(Items from a figure collection)
----------------

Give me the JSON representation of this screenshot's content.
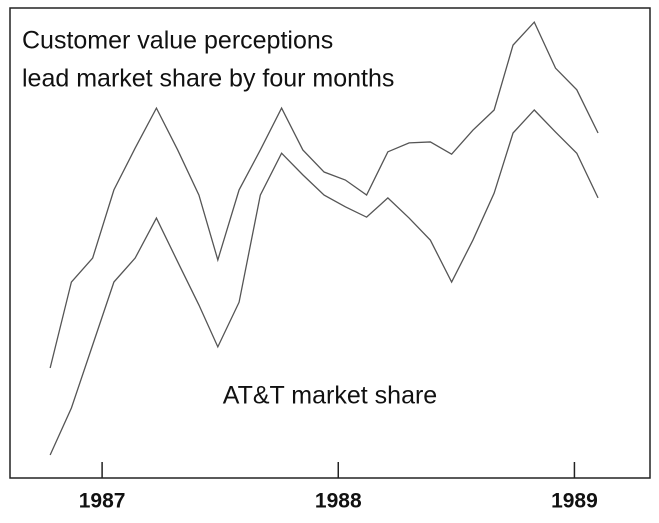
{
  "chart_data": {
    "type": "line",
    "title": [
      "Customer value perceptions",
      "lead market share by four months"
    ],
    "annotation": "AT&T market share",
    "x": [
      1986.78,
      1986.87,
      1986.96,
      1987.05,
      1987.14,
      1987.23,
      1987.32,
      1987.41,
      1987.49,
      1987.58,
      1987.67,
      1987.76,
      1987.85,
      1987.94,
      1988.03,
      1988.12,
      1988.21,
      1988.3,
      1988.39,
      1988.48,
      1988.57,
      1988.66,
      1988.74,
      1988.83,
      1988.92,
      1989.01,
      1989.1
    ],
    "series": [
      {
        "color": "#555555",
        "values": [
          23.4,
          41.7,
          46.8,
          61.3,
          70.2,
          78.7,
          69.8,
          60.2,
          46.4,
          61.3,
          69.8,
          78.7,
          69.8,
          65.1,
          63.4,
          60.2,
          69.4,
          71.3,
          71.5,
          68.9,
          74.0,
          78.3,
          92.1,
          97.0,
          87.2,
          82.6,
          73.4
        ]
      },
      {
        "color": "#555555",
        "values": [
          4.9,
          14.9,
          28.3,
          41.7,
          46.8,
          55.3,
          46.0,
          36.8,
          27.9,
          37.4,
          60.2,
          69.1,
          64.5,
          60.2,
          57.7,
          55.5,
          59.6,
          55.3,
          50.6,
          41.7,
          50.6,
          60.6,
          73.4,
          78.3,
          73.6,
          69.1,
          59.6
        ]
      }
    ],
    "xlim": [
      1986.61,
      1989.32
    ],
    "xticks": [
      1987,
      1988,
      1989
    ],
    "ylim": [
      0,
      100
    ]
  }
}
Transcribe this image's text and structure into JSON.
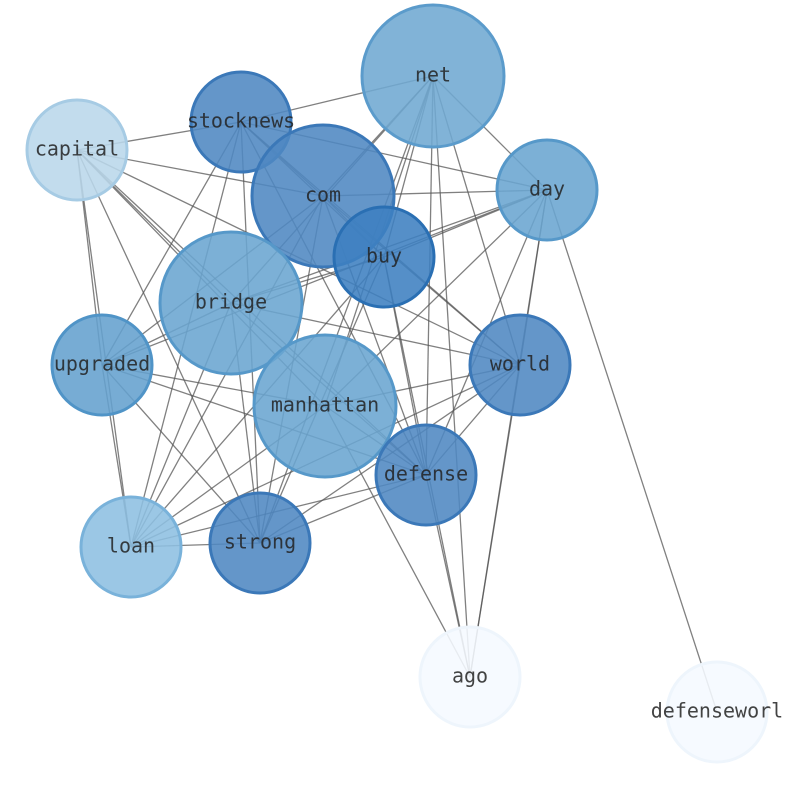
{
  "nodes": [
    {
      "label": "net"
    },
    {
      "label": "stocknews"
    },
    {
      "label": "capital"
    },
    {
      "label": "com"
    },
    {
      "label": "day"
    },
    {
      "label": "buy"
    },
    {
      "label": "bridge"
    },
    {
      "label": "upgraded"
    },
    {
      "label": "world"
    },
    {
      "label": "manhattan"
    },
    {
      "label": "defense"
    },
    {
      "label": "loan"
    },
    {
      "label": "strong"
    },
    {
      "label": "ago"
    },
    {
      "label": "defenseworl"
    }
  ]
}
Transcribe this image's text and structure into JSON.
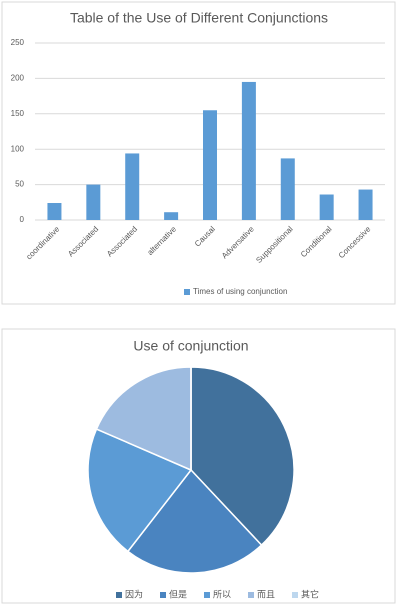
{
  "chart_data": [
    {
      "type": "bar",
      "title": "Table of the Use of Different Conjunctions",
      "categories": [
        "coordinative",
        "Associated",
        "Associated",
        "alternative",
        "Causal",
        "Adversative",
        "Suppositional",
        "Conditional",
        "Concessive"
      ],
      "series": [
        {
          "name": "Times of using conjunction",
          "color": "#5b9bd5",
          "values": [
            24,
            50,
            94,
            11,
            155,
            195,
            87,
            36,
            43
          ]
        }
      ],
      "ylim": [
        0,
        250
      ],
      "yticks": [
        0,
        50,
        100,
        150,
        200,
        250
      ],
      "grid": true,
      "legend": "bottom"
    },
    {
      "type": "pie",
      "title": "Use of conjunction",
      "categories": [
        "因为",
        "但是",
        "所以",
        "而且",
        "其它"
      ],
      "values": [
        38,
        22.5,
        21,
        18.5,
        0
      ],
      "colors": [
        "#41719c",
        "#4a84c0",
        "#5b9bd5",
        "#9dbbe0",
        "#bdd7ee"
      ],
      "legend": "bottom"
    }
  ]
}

----------------

* Problem to work on
Copy out every line of the material above exactly, skipping the pictures.

* Result of this task
Give me the JSON representation of this screenshot's content.
{
  "chart_data": {
    "type": "line",
    "title": [
      "Customer value perceptions",
      "lead market share by four months"
    ],
    "annotation": "AT&T market share",
    "x": [
      1986.78,
      1986.87,
      1986.96,
      1987.05,
      1987.14,
      1987.23,
      1987.32,
      1987.41,
      1987.49,
      1987.58,
      1987.67,
      1987.76,
      1987.85,
      1987.94,
      1988.03,
      1988.12,
      1988.21,
      1988.3,
      1988.39,
      1988.48,
      1988.57,
      1988.66,
      1988.74,
      1988.83,
      1988.92,
      1989.01,
      1989.1
    ],
    "series": [
      {
        "color": "#555555",
        "values": [
          23.4,
          41.7,
          46.8,
          61.3,
          70.2,
          78.7,
          69.8,
          60.2,
          46.4,
          61.3,
          69.8,
          78.7,
          69.8,
          65.1,
          63.4,
          60.2,
          69.4,
          71.3,
          71.5,
          68.9,
          74.0,
          78.3,
          92.1,
          97.0,
          87.2,
          82.6,
          73.4
        ]
      },
      {
        "color": "#555555",
        "values": [
          4.9,
          14.9,
          28.3,
          41.7,
          46.8,
          55.3,
          46.0,
          36.8,
          27.9,
          37.4,
          60.2,
          69.1,
          64.5,
          60.2,
          57.7,
          55.5,
          59.6,
          55.3,
          50.6,
          41.7,
          50.6,
          60.6,
          73.4,
          78.3,
          73.6,
          69.1,
          59.6
        ]
      }
    ],
    "xlim": [
      1986.61,
      1989.32
    ],
    "xticks": [
      1987,
      1988,
      1989
    ],
    "ylim": [
      0,
      100
    ]
  }
}
Transcribe this image's text and structure into JSON.
{
  "nodes": [
    {
      "label": "net"
    },
    {
      "label": "stocknews"
    },
    {
      "label": "capital"
    },
    {
      "label": "com"
    },
    {
      "label": "day"
    },
    {
      "label": "buy"
    },
    {
      "label": "bridge"
    },
    {
      "label": "upgraded"
    },
    {
      "label": "world"
    },
    {
      "label": "manhattan"
    },
    {
      "label": "defense"
    },
    {
      "label": "loan"
    },
    {
      "label": "strong"
    },
    {
      "label": "ago"
    },
    {
      "label": "defenseworl"
    }
  ]
}
Transcribe this image's text and structure into JSON.
{
  "chart_data": [
    {
      "type": "bar",
      "title": "Table of the Use of Different Conjunctions",
      "categories": [
        "coordinative",
        "Associated",
        "Associated",
        "alternative",
        "Causal",
        "Adversative",
        "Suppositional",
        "Conditional",
        "Concessive"
      ],
      "series": [
        {
          "name": "Times of using conjunction",
          "color": "#5b9bd5",
          "values": [
            24,
            50,
            94,
            11,
            155,
            195,
            87,
            36,
            43
          ]
        }
      ],
      "ylim": [
        0,
        250
      ],
      "yticks": [
        0,
        50,
        100,
        150,
        200,
        250
      ],
      "grid": true,
      "legend": "bottom"
    },
    {
      "type": "pie",
      "title": "Use of conjunction",
      "categories": [
        "因为",
        "但是",
        "所以",
        "而且",
        "其它"
      ],
      "values": [
        38,
        22.5,
        21,
        18.5,
        0
      ],
      "colors": [
        "#41719c",
        "#4a84c0",
        "#5b9bd5",
        "#9dbbe0",
        "#bdd7ee"
      ],
      "legend": "bottom"
    }
  ]
}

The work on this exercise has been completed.